What to work on:
Recast the lines below as a Markdown table with the columns "Row" and "Record line", numbering each row and leaving out blank lines. Include only the lines from the one containing "ad-contact xyxy=(525,967,745,1023)" through the one containing "legend-swatch xyxy=(304,328,313,337)", with both of those lines included.

Given records:
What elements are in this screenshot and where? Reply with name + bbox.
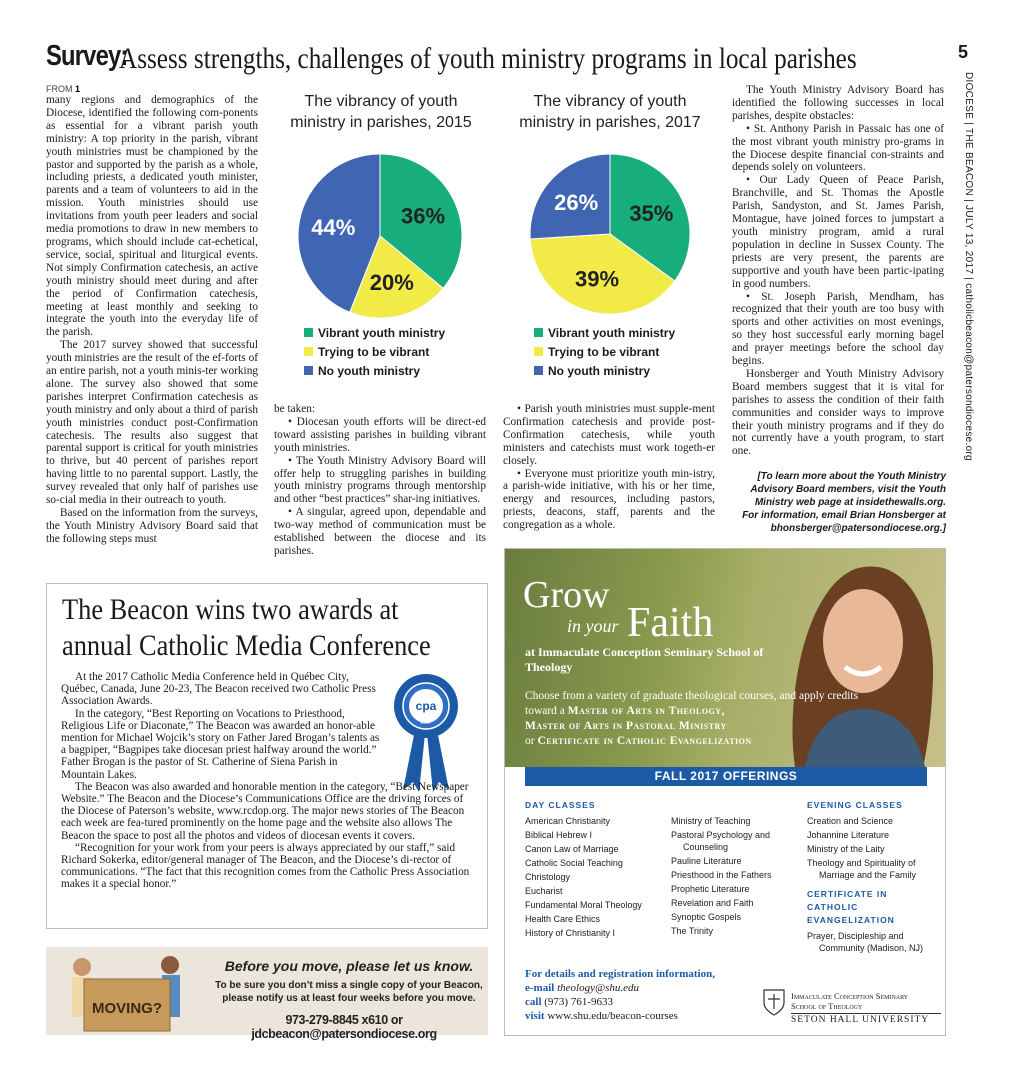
ad-contact xyxy=(525,967,745,1023)
legend-label: Trying to be vibrant xyxy=(318,344,430,359)
ad-or: or xyxy=(525,735,535,747)
seminary-line: School of Theology xyxy=(791,1001,863,1011)
pie-data-label: 39% xyxy=(575,266,620,292)
from-page: 1 xyxy=(75,84,81,94)
pie-data-label: 36% xyxy=(401,203,446,229)
paragraph: At the 2017 Catholic Media Conference held in Québec City, Québec, Canada, June 20-23, The Beacon received two Catholic Press Association Awards. xyxy=(61,671,376,708)
paragraph: • St. Anthony Parish in Passaic has one of the most vibrant youth ministry pro-grams in the Diocese despite financial con-straints and depends solely on volunteers. xyxy=(732,122,944,174)
pie-data-label: 20% xyxy=(369,270,414,296)
chart-2017-title: The vibrancy of youth ministry in parishes, 2017 xyxy=(519,93,701,131)
paragraph: • A singular, agreed upon, dependable and two-way method of communication must be established between the diocese and its parishes. xyxy=(274,506,486,557)
chart-2015-pie xyxy=(296,152,464,320)
course: Priesthood in the Fathers xyxy=(671,870,772,880)
university-name: SETON HALL UNIVERSITY xyxy=(791,1013,941,1025)
legend-swatch xyxy=(534,328,543,337)
legend-swatch xyxy=(534,347,543,356)
legend-item xyxy=(534,323,675,342)
moving-notice xyxy=(46,947,488,1041)
ad-faith: Faith xyxy=(627,600,714,646)
day-classes-heading: DAY CLASSES xyxy=(525,800,596,810)
course: Marriage and the Family xyxy=(819,870,917,880)
seminary-seal-icon xyxy=(761,987,787,1017)
course: Counseling xyxy=(683,842,729,852)
ad-email: theology@shu.edu xyxy=(557,982,639,994)
course: Eucharist xyxy=(525,886,563,896)
legend-swatch xyxy=(304,328,313,337)
paragraph: The Beacon was also awarded and honorable mention in the category, “Best Newspaper Website.” The Beacon and the Diocese’s Communications Office are the driving forces of the Diocese of Paterson’s website, www.rcdop.org. The major news stories of The Beacon each week are fea-tured prominently on the home page and the website also allows The Beacon the space to post all the photos and videos of diocesan events it covers. xyxy=(61,780,469,842)
paragraph: many regions and demographics of the Diocese, identified the following com-ponents as essential for a vibrant parish youth ministry: A top priority in the parish, vibrant youth ministries must be championed by the pastor and supported by the parish as a whole, including priests, a dedicated youth minister, parents and a team of volunteers to aid in the mission. Youth ministries should use invitations from youth peer leaders and social media promotions to draw in new members to programs, which should include cat-echetical, service, social, spiritual and liturgical events. Not simply Confirmation catechesis, an active youth ministry should meet during and after the period of Confirmation catechesis, meeting at least monthly and seeking to integrate the youth into the everyday life of the parish. xyxy=(46,94,258,339)
call-label: call xyxy=(525,996,542,1008)
certificate-heading: CERTIFICATE IN CATHOLIC EVANGELIZATION xyxy=(807,889,895,925)
ad-details: For details and registration information, xyxy=(525,968,715,980)
chart-2015-title: The vibrancy of youth ministry in parishes, 2015 xyxy=(290,93,472,131)
ad-choose-text: Choose from a variety of graduate theological courses, and apply credits toward a xyxy=(525,690,859,717)
jump-from xyxy=(46,84,258,94)
from-label: FROM xyxy=(46,84,73,94)
paragraph: The 2017 survey showed that successful youth ministries are the result of the ef-forts of an entire parish, not a youth minis-ter working alone. The survey also showed that some parishes interpret Confirmation catechesis as youth ministry and only about a third of parish youth ministries conduct post-Confirmation catechesis. The results also suggest that parental support is critical for youth ministries to thrive, but 40 percent of parishes report having little to no parental support. Lastly, the survey revealed that only half of parishes use so-cial media in their outreach to youth. xyxy=(46,339,258,507)
seminary-line: Immaculate Conception Seminary xyxy=(791,991,909,1001)
paragraph: The Youth Ministry Advisory Board has identified the following successes in local parishes, despite obstacles: xyxy=(732,84,944,122)
learn-more-note: [To learn more about the Youth Ministry Advisory Board members, visit the Youth Ministry web page at insidethewalls.org. For information, email Brian Honsberger at bhonsberger@patersondiocese.org.] xyxy=(742,471,946,534)
headline-title: Assess strengths, challenges of youth ministry programs in local parishes xyxy=(119,42,857,75)
evening-classes-heading: EVENING CLASSES xyxy=(807,800,903,810)
legend-item xyxy=(534,342,675,361)
day-classes-col-1 xyxy=(525,799,665,940)
email-label: e-mail xyxy=(525,982,555,994)
course: Johannine Literature xyxy=(807,830,890,840)
course: The Trinity xyxy=(671,926,714,936)
legend-item xyxy=(304,323,445,342)
legend-label: Vibrant youth ministry xyxy=(318,325,446,340)
legend-item xyxy=(304,361,445,380)
article-column-1 xyxy=(46,84,258,546)
chart-2017-pie xyxy=(528,152,692,316)
course: Revelation and Faith xyxy=(671,898,754,908)
ad-photo xyxy=(505,549,946,767)
legend-label: No youth ministry xyxy=(318,363,421,378)
course: Ministry of Teaching xyxy=(671,816,751,826)
article-column-3 xyxy=(503,403,715,532)
course: History of Christianity I xyxy=(525,928,616,938)
paragraph: • Parish youth ministries must supple-ment Confirmation catechesis and provide post-Confirmation catechesis, while youth ministers and catechists must work togeth-er closely. xyxy=(503,403,715,467)
headline xyxy=(46,40,946,80)
ad-degree: Master of Arts in Pastoral Ministry xyxy=(525,720,727,732)
beacon-body xyxy=(61,671,473,891)
course: Community (Madison, NJ) xyxy=(819,943,924,953)
course: Health Care Ethics xyxy=(525,914,601,924)
paragraph: • Everyone must prioritize youth min-istry, a parish-wide initiative, with his or her time, energy and resources, including pastors, priests, deacons, staff, parents and the congregation as a whole. xyxy=(503,467,715,532)
paragraph: Based on the information from the surveys, the Youth Ministry Advisory Board said that the following steps must xyxy=(46,507,258,545)
legend-label: Vibrant youth ministry xyxy=(548,325,676,340)
moving-box-icon xyxy=(58,953,198,1033)
day-classes-col-2 xyxy=(671,814,801,938)
pie-data-label: 44% xyxy=(311,215,356,241)
beacon-title xyxy=(62,592,432,664)
course: Biblical Hebrew I xyxy=(525,830,593,840)
ad-grow: Grow xyxy=(523,574,610,616)
course: Pastoral Psychology and xyxy=(671,830,771,840)
course: Prayer, Discipleship and xyxy=(807,931,904,941)
legend-label: Trying to be vibrant xyxy=(548,344,660,359)
chart-2015-legend xyxy=(304,323,445,380)
course: Creation and Science xyxy=(807,816,894,826)
paragraph: In the category, “Best Reporting on Vocations to Priesthood, Religious Life or Diaconate,” The Beacon was awarded an honor-able mention for Michael Wojcik’s story on Father Jared Brogan’s talents as a bagpiper, “Bagpipes take diocesan priest halfway around the world.” Father Brogan is the pastor of St. Catherine of Siena Parish in Mountain Lakes. xyxy=(61,707,380,781)
article-column-4 xyxy=(732,84,944,458)
ad-banner: FALL 2017 OFFERINGS xyxy=(525,767,927,786)
badge-year: 2017 xyxy=(420,720,432,726)
moving-heading: Before you move, please let us know. xyxy=(224,958,474,974)
course: Prophetic Literature xyxy=(671,884,750,894)
moving-contact: 973-279-8845 x610 or jdcbeacon@patersondiocese.org xyxy=(251,1013,437,1041)
legend-item xyxy=(304,342,445,361)
paragraph: • Diocesan youth efforts will be direct-ed toward assisting parishes in building vibrant youth ministries. xyxy=(274,415,486,454)
beacon-title-line: The Beacon wins two awards at xyxy=(62,593,399,626)
ad-school: at Immaculate Conception Seminary School of Theology xyxy=(525,645,764,674)
pie-data-label: 35% xyxy=(629,200,674,226)
legend-swatch xyxy=(304,366,313,375)
course: Fundamental Moral Theology xyxy=(525,900,642,910)
page-strip-text: DIOCESE | THE BEACON | JULY 13, 2017 | catholicbeacon@patersondiocese.org xyxy=(963,72,974,461)
page-strip xyxy=(958,72,980,461)
course: Theology and Spirituality of xyxy=(807,858,916,868)
visit-label: visit xyxy=(525,1010,545,1022)
moving-sub: To be sure you don’t miss a single copy of your Beacon, please notify us at least four weeks before you move. xyxy=(215,980,483,1004)
moving-box-label: MOVING? xyxy=(92,1000,162,1017)
paragraph: • Our Lady Queen of Peace Parish, Branchville, and St. Thomas the Apostle Parish, Sandyston, and St. James Parish, Montague, have joined forces to jumpstart a youth ministry program, amid a rural population in decline in Sussex County. The priests are very present, the parents are supportive and youth have been partic-ipating in good numbers. xyxy=(732,174,944,290)
ad-degree: Master of Arts in Theology, xyxy=(567,705,725,717)
legend-swatch xyxy=(304,347,313,356)
beacon-awards-article xyxy=(46,583,488,929)
ad-in-your: in your xyxy=(567,616,619,636)
course: Pauline Literature xyxy=(671,856,742,866)
course: Christology xyxy=(525,872,571,882)
course: Canon Law of Marriage xyxy=(525,844,619,854)
course: Catholic Social Teaching xyxy=(525,858,623,868)
headline-kicker: Survey: xyxy=(46,40,128,72)
legend-swatch xyxy=(534,366,543,375)
seminary-ad xyxy=(504,548,946,1036)
legend-item xyxy=(534,361,675,380)
paragraph: • The Youth Ministry Advisory Board will offer help to struggling parishes in building youth ministry programs through mentorship and other “best practices” shar-ing initiatives. xyxy=(274,454,486,506)
paragraph: “Recognition for your work from your peers is always appreciated by our staff,” said Richard Sokerka, editor/general manager of The Beacon, and the Diocese’s di-rector of communications. “The fact that this recognition comes from the Catholic Press Association makes it a special honor.” xyxy=(61,841,470,891)
course: American Christianity xyxy=(525,816,611,826)
paragraph: Honsberger and Youth Ministry Advisory Board members suggest that it is vital for parishes to assess the condition of their faith communities and consider ways to improve their youth ministry programs and if they do not currently have a youth program, to start one. xyxy=(732,367,944,458)
beacon-title-line: annual Catholic Media Conference xyxy=(62,629,431,662)
pie-data-label: 26% xyxy=(554,190,599,216)
page-number: 5 xyxy=(958,42,969,62)
ad-url: www.shu.edu/beacon-courses xyxy=(547,1010,678,1022)
paragraph: be taken: xyxy=(274,403,316,415)
evening-classes-col xyxy=(807,799,937,955)
badge-text: cpa xyxy=(415,699,437,713)
ad-phone: (973) 761-9633 xyxy=(544,996,613,1008)
course: Synoptic Gospels xyxy=(671,912,742,922)
legend-label: No youth ministry xyxy=(548,363,651,378)
paragraph: • St. Joseph Parish, Mendham, has recognized that their youth are too busy with sports and other activities on most evenings, so they host successful early morning bagel and prayer meetings before the school day begins. xyxy=(732,290,944,368)
seminary-logo-text xyxy=(791,991,941,1025)
chart-2017-legend xyxy=(534,323,675,380)
course: Ministry of the Laity xyxy=(807,844,885,854)
article-column-2 xyxy=(274,403,486,558)
ad-degree: Certificate in Catholic Evangelization xyxy=(537,735,752,747)
ad-choose xyxy=(525,689,885,749)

Response:
| Row | Record line |
|---|---|
| 1 | ad-contact xyxy=(525,967,745,1023) |
| 2 | legend-label: Trying to be vibrant xyxy=(318,344,430,359) |
| 3 | ad-or: or xyxy=(525,735,535,747) |
| 4 | seminary-line: School of Theology xyxy=(791,1001,863,1011) |
| 5 | pie-data-label: 39% xyxy=(575,266,620,292) |
| 6 | from-page: 1 xyxy=(75,84,81,94) |
| 7 | pie-data-label: 36% xyxy=(401,203,446,229) |
| 8 | paragraph: At the 2017 Catholic Media Conference held in Québec City, Québec, Canada, June 20-23, The Beacon received two Catholic Press Association Awards. xyxy=(61,671,376,708) |
| 9 | paragraph: • St. Anthony Parish in Passaic has one of the most vibrant youth ministry pro-grams in the Diocese despite financial con-straints and depends solely on volunteers. xyxy=(732,122,944,174) |
| 10 | pie-data-label: 20% xyxy=(369,270,414,296) |
| 11 | chart-2017-title: The vibrancy of youth ministry in parishes, 2017 xyxy=(519,93,701,131) |
| 12 | paragraph: • A singular, agreed upon, dependable and two-way method of communication must be established between the diocese and its parishes. xyxy=(274,506,486,557) |
| 13 | chart-2015-pie xyxy=(296,152,464,320) |
| 14 | course: Priesthood in the Fathers xyxy=(671,870,772,880) |
| 15 | university-name: SETON HALL UNIVERSITY xyxy=(791,1013,941,1025) |
| 16 | legend-swatch xyxy=(534,328,543,337) |
| 17 | legend-swatch xyxy=(534,347,543,356) |
| 18 | legend-item xyxy=(534,323,675,342) |
| 19 | moving-notice xyxy=(46,947,488,1041) |
| 20 | ad-faith: Faith xyxy=(627,600,714,646) |
| 21 | day-classes-heading: DAY CLASSES xyxy=(525,800,596,810) |
| 22 | course: Marriage and the Family xyxy=(819,870,917,880) |
| 23 | seminary-seal-icon xyxy=(761,987,787,1017) |
| 24 | course: Counseling xyxy=(683,842,729,852) |
| 25 | ad-email: theology@shu.edu xyxy=(557,982,639,994) |
| 26 | course: Eucharist xyxy=(525,886,563,896) |
| 27 | legend-swatch xyxy=(304,328,313,337) |